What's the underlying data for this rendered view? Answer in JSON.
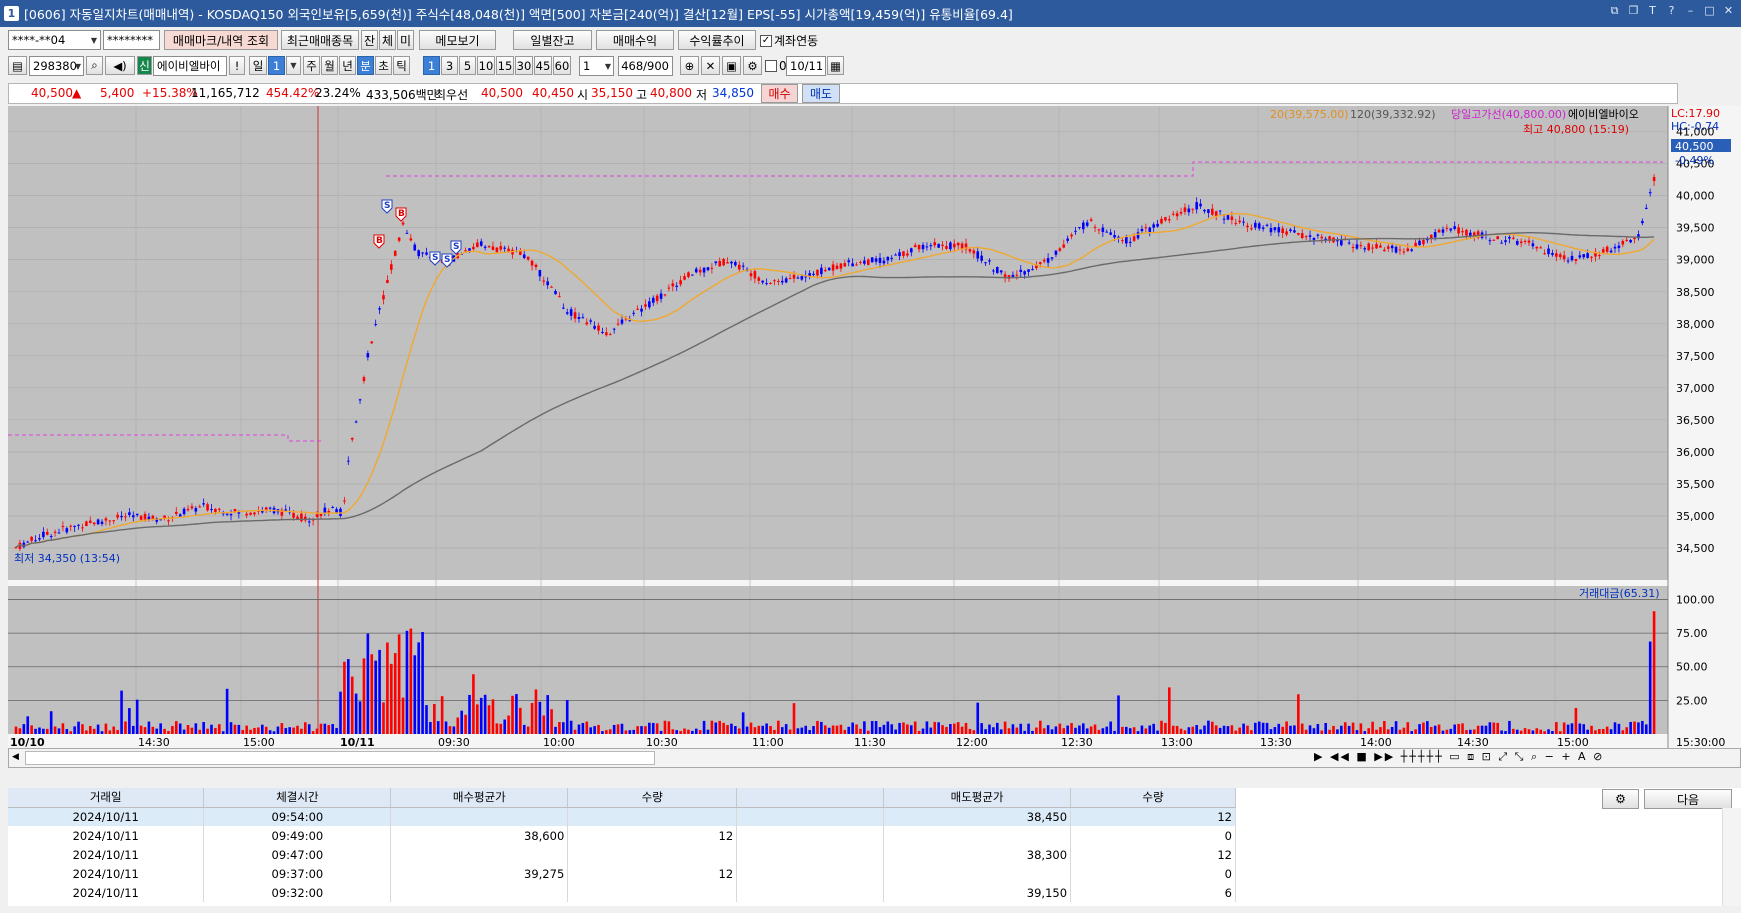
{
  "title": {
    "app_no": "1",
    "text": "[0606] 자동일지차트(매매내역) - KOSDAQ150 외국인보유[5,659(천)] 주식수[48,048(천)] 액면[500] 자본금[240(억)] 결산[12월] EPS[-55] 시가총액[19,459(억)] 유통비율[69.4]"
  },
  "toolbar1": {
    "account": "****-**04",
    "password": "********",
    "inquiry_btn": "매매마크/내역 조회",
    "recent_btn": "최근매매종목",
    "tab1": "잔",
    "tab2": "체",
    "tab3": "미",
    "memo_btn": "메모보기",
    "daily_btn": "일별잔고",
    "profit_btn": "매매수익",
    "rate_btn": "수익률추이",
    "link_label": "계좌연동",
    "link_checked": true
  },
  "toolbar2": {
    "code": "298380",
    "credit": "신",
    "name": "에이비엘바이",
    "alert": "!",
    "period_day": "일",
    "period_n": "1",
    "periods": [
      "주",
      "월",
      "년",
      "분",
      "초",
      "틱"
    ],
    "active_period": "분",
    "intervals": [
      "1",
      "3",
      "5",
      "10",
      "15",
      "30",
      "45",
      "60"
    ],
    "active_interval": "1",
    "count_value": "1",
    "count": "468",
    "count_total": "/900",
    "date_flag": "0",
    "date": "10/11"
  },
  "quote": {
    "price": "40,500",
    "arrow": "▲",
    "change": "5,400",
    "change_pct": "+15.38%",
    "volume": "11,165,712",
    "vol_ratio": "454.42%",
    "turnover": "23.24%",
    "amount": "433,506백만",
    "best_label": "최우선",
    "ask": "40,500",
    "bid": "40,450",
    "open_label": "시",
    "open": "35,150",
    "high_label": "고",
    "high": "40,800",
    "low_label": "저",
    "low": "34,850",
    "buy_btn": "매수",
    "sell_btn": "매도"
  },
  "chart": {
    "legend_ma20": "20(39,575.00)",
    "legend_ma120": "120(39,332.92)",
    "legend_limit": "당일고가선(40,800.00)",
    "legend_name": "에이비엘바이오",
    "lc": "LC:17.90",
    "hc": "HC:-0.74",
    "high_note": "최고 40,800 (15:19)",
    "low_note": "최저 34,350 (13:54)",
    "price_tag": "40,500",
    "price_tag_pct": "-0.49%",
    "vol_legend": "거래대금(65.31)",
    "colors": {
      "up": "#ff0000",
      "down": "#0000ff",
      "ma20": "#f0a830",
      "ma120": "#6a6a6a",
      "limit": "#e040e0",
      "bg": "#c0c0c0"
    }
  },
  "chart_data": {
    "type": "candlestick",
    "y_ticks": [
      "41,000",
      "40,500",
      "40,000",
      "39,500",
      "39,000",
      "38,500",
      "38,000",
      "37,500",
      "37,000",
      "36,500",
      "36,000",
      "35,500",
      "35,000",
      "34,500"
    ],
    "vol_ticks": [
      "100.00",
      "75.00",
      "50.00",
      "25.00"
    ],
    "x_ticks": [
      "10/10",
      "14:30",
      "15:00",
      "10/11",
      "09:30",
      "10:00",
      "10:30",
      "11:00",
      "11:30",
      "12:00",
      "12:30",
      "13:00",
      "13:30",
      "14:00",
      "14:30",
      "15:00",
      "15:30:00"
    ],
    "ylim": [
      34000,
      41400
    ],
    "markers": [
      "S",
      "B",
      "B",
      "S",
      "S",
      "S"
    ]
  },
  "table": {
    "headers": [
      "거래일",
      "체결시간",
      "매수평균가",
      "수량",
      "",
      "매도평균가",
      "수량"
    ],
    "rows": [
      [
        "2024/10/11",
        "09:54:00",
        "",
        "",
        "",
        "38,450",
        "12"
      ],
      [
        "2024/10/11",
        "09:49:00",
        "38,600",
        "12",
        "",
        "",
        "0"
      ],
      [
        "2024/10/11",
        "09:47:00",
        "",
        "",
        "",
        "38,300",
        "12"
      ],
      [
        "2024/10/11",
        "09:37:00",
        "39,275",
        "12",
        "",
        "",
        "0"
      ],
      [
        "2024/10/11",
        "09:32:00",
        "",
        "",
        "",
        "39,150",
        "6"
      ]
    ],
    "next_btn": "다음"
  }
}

■ **What is asked**
Except for the pictures, give all the material above again verbatim.

■ **Answer to this exercise**
What's the underlying data for this rendered view? Answer in JSON.
{
  "title": {
    "app_no": "1",
    "text": "[0606] 자동일지차트(매매내역) - KOSDAQ150 외국인보유[5,659(천)] 주식수[48,048(천)] 액면[500] 자본금[240(억)] 결산[12월] EPS[-55] 시가총액[19,459(억)] 유통비율[69.4]"
  },
  "toolbar1": {
    "account": "****-**04",
    "password": "********",
    "inquiry_btn": "매매마크/내역 조회",
    "recent_btn": "최근매매종목",
    "tab1": "잔",
    "tab2": "체",
    "tab3": "미",
    "memo_btn": "메모보기",
    "daily_btn": "일별잔고",
    "profit_btn": "매매수익",
    "rate_btn": "수익률추이",
    "link_label": "계좌연동",
    "link_checked": true
  },
  "toolbar2": {
    "code": "298380",
    "credit": "신",
    "name": "에이비엘바이",
    "alert": "!",
    "period_day": "일",
    "period_n": "1",
    "periods": [
      "주",
      "월",
      "년",
      "분",
      "초",
      "틱"
    ],
    "active_period": "분",
    "intervals": [
      "1",
      "3",
      "5",
      "10",
      "15",
      "30",
      "45",
      "60"
    ],
    "active_interval": "1",
    "count_value": "1",
    "count": "468",
    "count_total": "/900",
    "date_flag": "0",
    "date": "10/11"
  },
  "quote": {
    "price": "40,500",
    "arrow": "▲",
    "change": "5,400",
    "change_pct": "+15.38%",
    "volume": "11,165,712",
    "vol_ratio": "454.42%",
    "turnover": "23.24%",
    "amount": "433,506백만",
    "best_label": "최우선",
    "ask": "40,500",
    "bid": "40,450",
    "open_label": "시",
    "open": "35,150",
    "high_label": "고",
    "high": "40,800",
    "low_label": "저",
    "low": "34,850",
    "buy_btn": "매수",
    "sell_btn": "매도"
  },
  "chart": {
    "legend_ma20": "20(39,575.00)",
    "legend_ma120": "120(39,332.92)",
    "legend_limit": "당일고가선(40,800.00)",
    "legend_name": "에이비엘바이오",
    "lc": "LC:17.90",
    "hc": "HC:-0.74",
    "high_note": "최고 40,800 (15:19)",
    "low_note": "최저 34,350 (13:54)",
    "price_tag": "40,500",
    "price_tag_pct": "-0.49%",
    "vol_legend": "거래대금(65.31)",
    "colors": {
      "up": "#ff0000",
      "down": "#0000ff",
      "ma20": "#f0a830",
      "ma120": "#6a6a6a",
      "limit": "#e040e0",
      "bg": "#c0c0c0"
    }
  },
  "chart_data": {
    "type": "candlestick",
    "y_ticks": [
      "41,000",
      "40,500",
      "40,000",
      "39,500",
      "39,000",
      "38,500",
      "38,000",
      "37,500",
      "37,000",
      "36,500",
      "36,000",
      "35,500",
      "35,000",
      "34,500"
    ],
    "vol_ticks": [
      "100.00",
      "75.00",
      "50.00",
      "25.00"
    ],
    "x_ticks": [
      "10/10",
      "14:30",
      "15:00",
      "10/11",
      "09:30",
      "10:00",
      "10:30",
      "11:00",
      "11:30",
      "12:00",
      "12:30",
      "13:00",
      "13:30",
      "14:00",
      "14:30",
      "15:00",
      "15:30:00"
    ],
    "ylim": [
      34000,
      41400
    ],
    "markers": [
      "S",
      "B",
      "B",
      "S",
      "S",
      "S"
    ]
  },
  "table": {
    "headers": [
      "거래일",
      "체결시간",
      "매수평균가",
      "수량",
      "",
      "매도평균가",
      "수량"
    ],
    "rows": [
      [
        "2024/10/11",
        "09:54:00",
        "",
        "",
        "",
        "38,450",
        "12"
      ],
      [
        "2024/10/11",
        "09:49:00",
        "38,600",
        "12",
        "",
        "",
        "0"
      ],
      [
        "2024/10/11",
        "09:47:00",
        "",
        "",
        "",
        "38,300",
        "12"
      ],
      [
        "2024/10/11",
        "09:37:00",
        "39,275",
        "12",
        "",
        "",
        "0"
      ],
      [
        "2024/10/11",
        "09:32:00",
        "",
        "",
        "",
        "39,150",
        "6"
      ]
    ],
    "next_btn": "다음"
  }
}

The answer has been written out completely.